Prompt: Return each line holding the string "товару".
────────────────
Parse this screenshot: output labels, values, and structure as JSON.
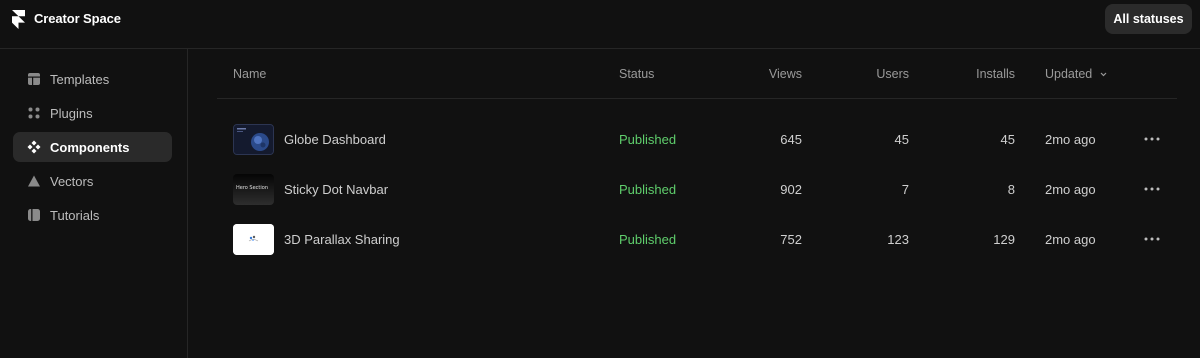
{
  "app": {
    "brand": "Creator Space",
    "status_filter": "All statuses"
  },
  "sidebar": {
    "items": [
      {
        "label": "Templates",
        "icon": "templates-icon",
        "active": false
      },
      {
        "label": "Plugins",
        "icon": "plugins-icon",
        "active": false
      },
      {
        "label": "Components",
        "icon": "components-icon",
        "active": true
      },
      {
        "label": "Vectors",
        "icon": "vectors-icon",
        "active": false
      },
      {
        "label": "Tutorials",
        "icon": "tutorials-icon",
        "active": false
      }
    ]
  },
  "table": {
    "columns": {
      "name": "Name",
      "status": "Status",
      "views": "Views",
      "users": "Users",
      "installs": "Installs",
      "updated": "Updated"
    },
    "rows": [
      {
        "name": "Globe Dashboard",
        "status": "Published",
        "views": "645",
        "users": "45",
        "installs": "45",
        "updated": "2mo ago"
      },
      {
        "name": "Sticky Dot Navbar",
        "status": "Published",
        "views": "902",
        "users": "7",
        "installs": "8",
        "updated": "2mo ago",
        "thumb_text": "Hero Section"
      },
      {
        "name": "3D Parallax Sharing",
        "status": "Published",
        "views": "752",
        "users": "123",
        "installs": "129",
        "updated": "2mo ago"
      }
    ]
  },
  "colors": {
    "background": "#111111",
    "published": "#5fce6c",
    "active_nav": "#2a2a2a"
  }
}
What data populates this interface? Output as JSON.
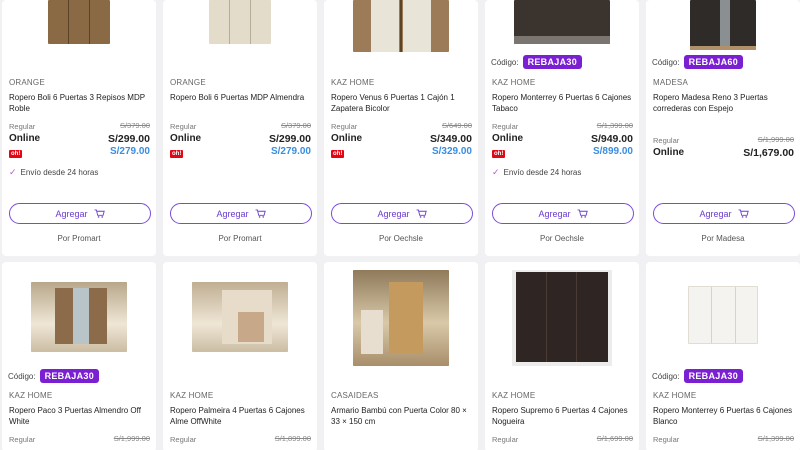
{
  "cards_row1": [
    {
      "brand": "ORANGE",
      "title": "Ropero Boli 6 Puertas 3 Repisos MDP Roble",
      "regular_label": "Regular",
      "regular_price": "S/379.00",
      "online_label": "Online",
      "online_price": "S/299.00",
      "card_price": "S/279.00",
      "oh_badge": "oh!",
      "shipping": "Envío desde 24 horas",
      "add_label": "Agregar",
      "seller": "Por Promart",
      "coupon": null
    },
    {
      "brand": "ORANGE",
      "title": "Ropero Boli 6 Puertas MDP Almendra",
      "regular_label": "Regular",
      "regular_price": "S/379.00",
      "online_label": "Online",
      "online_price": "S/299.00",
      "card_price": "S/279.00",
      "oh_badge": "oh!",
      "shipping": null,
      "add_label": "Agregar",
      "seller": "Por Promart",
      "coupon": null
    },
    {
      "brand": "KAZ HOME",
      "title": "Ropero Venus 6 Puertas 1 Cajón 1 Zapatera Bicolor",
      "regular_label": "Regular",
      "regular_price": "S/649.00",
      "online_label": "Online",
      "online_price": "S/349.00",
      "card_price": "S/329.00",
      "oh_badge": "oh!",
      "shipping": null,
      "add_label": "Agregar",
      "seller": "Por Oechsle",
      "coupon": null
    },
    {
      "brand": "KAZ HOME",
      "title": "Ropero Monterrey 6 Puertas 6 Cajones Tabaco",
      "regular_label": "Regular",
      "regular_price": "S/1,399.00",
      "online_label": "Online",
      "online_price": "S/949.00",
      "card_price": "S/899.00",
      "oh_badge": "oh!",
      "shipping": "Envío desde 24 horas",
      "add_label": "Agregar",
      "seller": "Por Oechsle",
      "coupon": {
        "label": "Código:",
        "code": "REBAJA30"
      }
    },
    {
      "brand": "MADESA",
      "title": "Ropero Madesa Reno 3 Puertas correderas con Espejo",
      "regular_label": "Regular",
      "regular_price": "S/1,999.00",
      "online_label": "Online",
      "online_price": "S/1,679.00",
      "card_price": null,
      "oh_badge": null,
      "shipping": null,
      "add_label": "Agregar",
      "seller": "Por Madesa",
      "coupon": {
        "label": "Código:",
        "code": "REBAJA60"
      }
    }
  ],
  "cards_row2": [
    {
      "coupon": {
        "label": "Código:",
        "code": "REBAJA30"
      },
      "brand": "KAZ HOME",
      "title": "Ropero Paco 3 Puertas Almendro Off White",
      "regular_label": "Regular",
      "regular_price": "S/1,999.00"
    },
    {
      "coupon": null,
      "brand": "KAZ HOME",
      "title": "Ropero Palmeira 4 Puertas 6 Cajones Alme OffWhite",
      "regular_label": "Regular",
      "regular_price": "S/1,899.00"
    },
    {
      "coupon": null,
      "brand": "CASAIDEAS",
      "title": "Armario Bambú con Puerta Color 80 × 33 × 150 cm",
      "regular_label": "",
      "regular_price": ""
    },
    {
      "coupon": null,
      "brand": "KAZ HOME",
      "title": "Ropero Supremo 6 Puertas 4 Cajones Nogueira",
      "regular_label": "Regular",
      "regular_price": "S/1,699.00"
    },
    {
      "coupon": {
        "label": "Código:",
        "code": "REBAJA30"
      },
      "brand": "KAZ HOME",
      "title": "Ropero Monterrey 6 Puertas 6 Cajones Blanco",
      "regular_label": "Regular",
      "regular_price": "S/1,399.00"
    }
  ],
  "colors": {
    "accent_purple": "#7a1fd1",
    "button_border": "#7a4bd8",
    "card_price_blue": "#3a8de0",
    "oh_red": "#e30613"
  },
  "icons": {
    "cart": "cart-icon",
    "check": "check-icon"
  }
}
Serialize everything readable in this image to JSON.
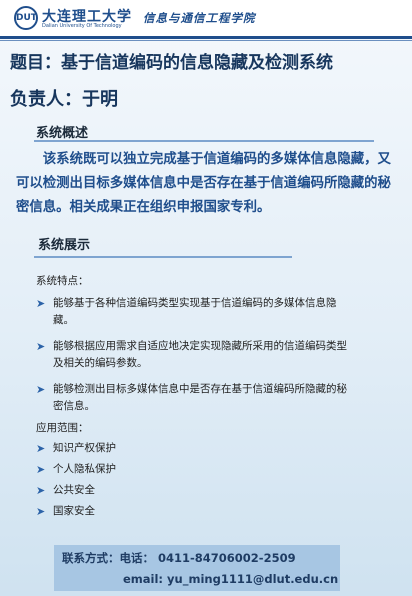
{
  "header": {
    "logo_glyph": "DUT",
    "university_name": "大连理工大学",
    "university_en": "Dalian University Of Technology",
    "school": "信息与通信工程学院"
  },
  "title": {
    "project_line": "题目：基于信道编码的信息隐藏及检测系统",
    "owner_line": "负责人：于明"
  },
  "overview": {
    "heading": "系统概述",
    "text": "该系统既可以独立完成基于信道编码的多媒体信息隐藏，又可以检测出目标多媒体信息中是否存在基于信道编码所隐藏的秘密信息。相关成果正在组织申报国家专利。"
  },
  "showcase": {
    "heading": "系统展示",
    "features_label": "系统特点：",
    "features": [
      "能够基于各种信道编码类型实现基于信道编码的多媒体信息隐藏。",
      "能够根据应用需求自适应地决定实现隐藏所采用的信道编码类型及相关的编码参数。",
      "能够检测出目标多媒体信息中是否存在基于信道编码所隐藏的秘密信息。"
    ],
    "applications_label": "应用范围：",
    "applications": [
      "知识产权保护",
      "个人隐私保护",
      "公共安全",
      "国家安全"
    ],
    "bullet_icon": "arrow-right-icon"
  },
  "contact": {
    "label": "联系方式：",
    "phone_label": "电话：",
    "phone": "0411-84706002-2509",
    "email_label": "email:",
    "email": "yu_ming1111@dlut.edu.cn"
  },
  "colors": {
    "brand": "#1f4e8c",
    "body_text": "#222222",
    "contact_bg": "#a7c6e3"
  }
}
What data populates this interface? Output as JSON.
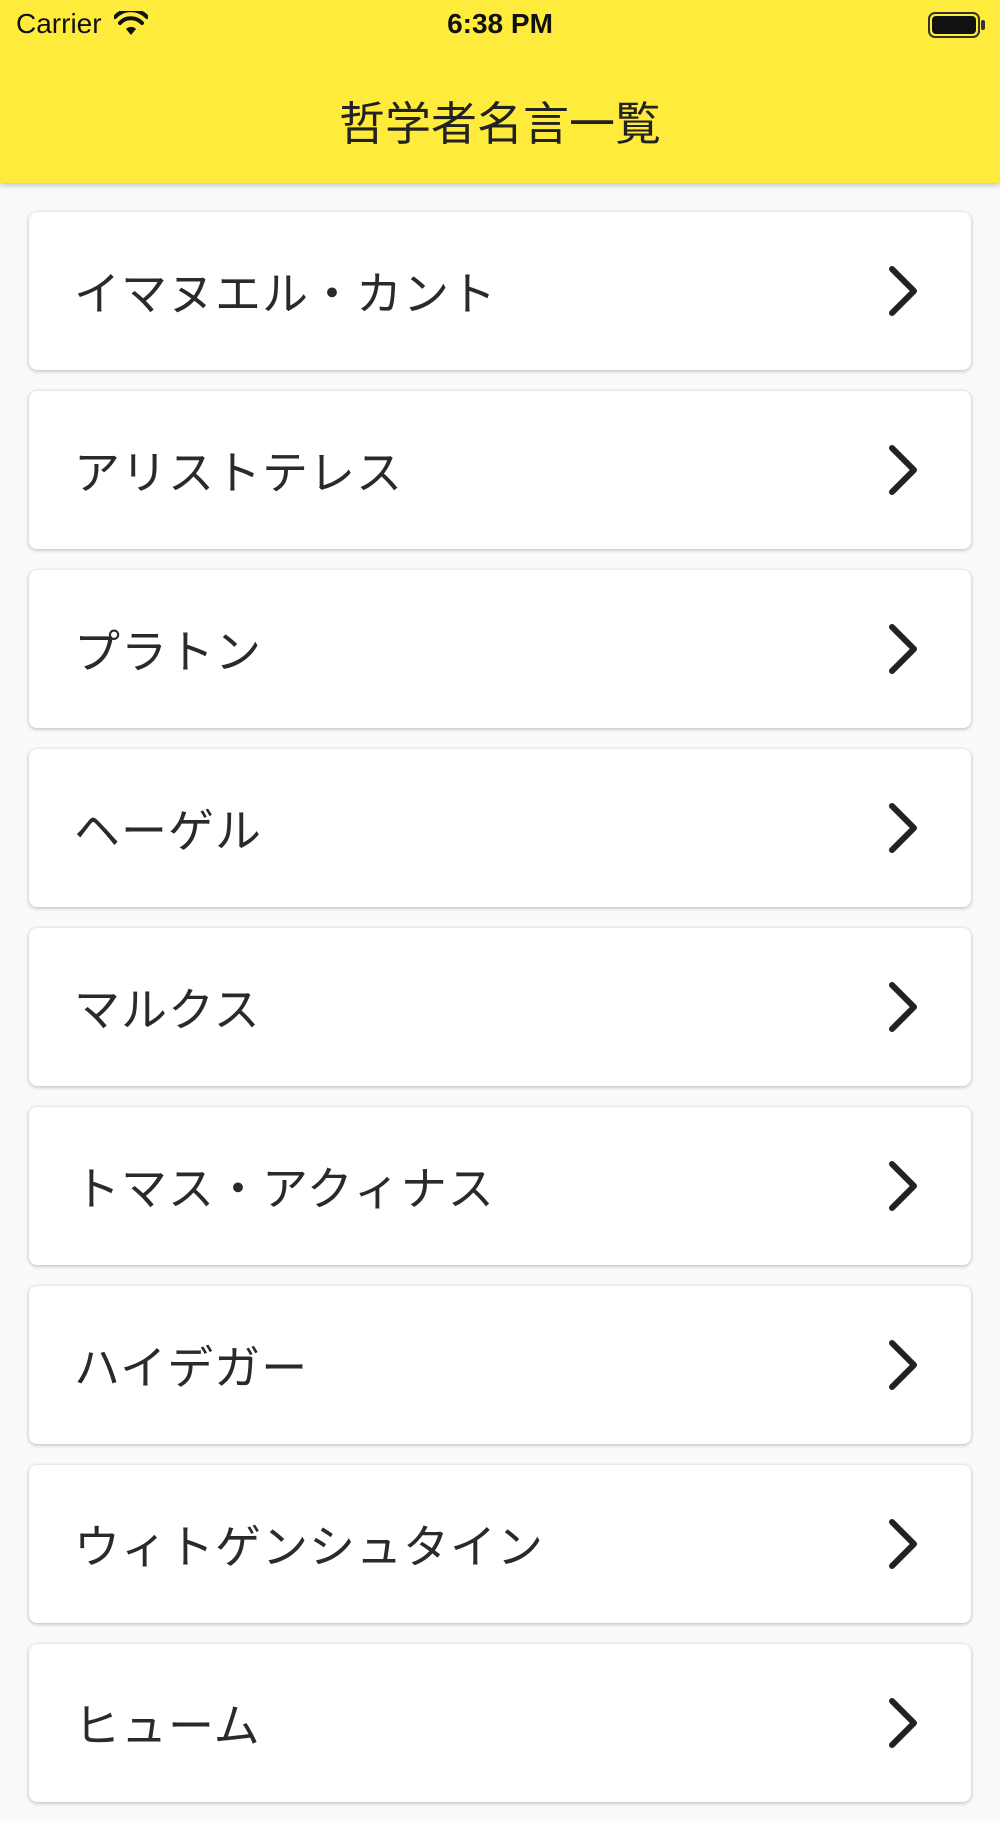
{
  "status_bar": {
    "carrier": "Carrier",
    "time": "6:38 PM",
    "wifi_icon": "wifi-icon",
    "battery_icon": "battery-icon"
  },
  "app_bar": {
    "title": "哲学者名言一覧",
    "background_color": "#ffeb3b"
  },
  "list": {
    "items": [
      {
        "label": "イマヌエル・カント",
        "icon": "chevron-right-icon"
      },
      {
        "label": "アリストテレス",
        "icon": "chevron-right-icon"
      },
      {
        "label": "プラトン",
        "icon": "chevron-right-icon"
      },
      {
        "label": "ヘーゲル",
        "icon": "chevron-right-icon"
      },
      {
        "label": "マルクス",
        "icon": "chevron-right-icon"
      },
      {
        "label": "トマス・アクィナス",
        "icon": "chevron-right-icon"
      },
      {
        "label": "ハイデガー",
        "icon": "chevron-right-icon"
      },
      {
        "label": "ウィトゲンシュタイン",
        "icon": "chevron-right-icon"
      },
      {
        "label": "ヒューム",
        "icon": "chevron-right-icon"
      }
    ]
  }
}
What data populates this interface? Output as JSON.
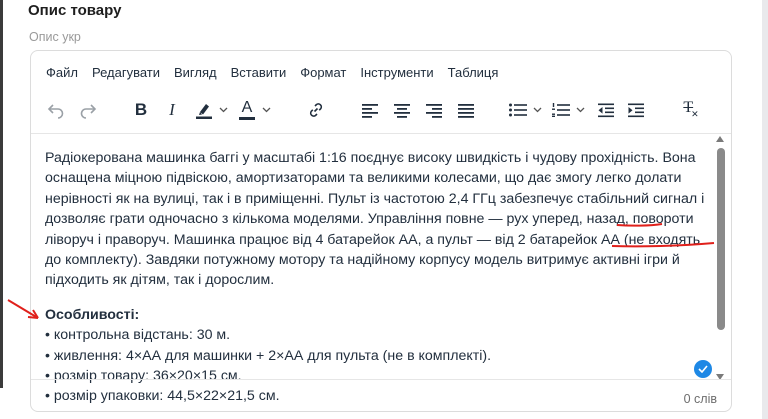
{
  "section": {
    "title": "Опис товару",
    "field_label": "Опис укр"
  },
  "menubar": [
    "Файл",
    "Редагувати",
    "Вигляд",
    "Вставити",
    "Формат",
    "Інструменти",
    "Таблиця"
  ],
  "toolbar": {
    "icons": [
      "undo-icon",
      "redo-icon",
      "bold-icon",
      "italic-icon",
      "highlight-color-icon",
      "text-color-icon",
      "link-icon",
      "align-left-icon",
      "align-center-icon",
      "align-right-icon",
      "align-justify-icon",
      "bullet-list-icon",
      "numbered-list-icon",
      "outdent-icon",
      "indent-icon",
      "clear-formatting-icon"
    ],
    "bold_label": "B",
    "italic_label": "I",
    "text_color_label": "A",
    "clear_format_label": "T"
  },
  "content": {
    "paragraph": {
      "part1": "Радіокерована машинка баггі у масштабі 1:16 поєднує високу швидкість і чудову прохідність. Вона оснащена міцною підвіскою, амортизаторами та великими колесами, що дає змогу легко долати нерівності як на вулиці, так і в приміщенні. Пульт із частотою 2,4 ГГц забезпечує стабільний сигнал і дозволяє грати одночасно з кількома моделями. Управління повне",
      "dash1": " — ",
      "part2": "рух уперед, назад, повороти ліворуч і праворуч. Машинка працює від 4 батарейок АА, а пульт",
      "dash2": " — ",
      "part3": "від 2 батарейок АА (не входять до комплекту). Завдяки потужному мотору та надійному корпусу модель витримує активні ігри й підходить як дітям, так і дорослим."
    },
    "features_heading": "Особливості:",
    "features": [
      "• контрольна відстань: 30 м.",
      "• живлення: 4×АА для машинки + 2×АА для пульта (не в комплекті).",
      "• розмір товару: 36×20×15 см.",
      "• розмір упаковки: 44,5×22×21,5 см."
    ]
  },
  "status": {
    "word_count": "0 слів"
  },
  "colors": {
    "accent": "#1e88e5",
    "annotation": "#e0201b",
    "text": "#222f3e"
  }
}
────────────────
Reply to the exercise:
    "title": "Опис товару",
      "• розмір товару: 36×20×15 см.",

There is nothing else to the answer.